* [Objective]
Copy out exactly each line from the line with "Transcribe this image's" through the last line of the material below.

____

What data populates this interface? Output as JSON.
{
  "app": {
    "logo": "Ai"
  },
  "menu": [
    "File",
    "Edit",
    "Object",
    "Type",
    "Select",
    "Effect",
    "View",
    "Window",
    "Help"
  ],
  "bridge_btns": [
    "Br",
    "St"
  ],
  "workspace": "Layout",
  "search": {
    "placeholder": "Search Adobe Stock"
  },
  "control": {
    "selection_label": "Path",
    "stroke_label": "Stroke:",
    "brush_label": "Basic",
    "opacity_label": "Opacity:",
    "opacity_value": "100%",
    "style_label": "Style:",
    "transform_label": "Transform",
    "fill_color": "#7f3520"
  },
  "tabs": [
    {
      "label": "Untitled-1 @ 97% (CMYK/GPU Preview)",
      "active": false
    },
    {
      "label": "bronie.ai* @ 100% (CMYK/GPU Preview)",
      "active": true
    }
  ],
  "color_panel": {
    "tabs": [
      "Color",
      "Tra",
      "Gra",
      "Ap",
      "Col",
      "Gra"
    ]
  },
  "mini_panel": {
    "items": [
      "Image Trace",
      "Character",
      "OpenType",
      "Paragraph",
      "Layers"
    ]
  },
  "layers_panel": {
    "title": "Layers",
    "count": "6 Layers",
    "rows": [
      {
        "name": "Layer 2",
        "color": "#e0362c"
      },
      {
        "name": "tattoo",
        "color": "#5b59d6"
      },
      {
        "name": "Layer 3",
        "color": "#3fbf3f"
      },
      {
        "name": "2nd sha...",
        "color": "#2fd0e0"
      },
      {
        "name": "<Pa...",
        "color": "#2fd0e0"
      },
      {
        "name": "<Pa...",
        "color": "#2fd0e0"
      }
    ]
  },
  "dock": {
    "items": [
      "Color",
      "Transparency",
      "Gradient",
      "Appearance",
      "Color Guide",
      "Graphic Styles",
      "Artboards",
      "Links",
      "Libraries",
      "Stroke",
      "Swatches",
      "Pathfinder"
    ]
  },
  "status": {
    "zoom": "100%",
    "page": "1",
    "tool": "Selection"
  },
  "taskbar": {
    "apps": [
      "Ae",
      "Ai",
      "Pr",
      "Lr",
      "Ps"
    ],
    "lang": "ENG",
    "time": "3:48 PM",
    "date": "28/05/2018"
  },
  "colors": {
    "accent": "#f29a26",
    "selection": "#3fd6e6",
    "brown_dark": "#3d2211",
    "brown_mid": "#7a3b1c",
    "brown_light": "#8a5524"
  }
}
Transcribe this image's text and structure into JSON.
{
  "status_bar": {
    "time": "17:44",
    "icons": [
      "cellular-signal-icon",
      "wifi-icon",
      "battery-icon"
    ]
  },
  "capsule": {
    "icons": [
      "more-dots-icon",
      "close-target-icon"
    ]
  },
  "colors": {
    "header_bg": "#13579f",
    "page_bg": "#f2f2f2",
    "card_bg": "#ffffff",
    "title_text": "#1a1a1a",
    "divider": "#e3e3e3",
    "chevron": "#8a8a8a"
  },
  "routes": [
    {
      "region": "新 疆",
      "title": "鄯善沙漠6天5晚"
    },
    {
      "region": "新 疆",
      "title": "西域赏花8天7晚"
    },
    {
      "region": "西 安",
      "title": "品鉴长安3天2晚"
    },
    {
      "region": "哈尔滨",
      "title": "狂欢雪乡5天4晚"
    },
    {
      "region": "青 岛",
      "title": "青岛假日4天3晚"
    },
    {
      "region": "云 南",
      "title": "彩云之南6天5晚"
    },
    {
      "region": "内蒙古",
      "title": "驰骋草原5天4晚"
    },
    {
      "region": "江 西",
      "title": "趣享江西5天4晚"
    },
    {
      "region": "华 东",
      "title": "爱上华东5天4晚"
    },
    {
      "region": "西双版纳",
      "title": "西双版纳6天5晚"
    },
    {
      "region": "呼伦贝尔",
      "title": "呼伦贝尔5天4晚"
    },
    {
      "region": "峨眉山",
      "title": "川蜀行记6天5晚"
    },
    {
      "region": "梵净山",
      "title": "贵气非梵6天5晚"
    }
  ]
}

____

* [Task solution]
Transcribe this image's text and structure into JSON.
{
  "status_bar": {
    "time": "17:44",
    "icons": [
      "cellular-signal-icon",
      "wifi-icon",
      "battery-icon"
    ]
  },
  "capsule": {
    "icons": [
      "more-dots-icon",
      "close-target-icon"
    ]
  },
  "colors": {
    "header_bg": "#13579f",
    "page_bg": "#f2f2f2",
    "card_bg": "#ffffff",
    "title_text": "#1a1a1a",
    "divider": "#e3e3e3",
    "chevron": "#8a8a8a"
  },
  "routes": [
    {
      "region": "新 疆",
      "title": "鄯善沙漠6天5晚"
    },
    {
      "region": "新 疆",
      "title": "西域赏花8天7晚"
    },
    {
      "region": "西 安",
      "title": "品鉴长安3天2晚"
    },
    {
      "region": "哈尔滨",
      "title": "狂欢雪乡5天4晚"
    },
    {
      "region": "青 岛",
      "title": "青岛假日4天3晚"
    },
    {
      "region": "云 南",
      "title": "彩云之南6天5晚"
    },
    {
      "region": "内蒙古",
      "title": "驰骋草原5天4晚"
    },
    {
      "region": "江 西",
      "title": "趣享江西5天4晚"
    },
    {
      "region": "华 东",
      "title": "爱上华东5天4晚"
    },
    {
      "region": "西双版纳",
      "title": "西双版纳6天5晚"
    },
    {
      "region": "呼伦贝尔",
      "title": "呼伦贝尔5天4晚"
    },
    {
      "region": "峨眉山",
      "title": "川蜀行记6天5晚"
    },
    {
      "region": "梵净山",
      "title": "贵气非梵6天5晚"
    }
  ]
}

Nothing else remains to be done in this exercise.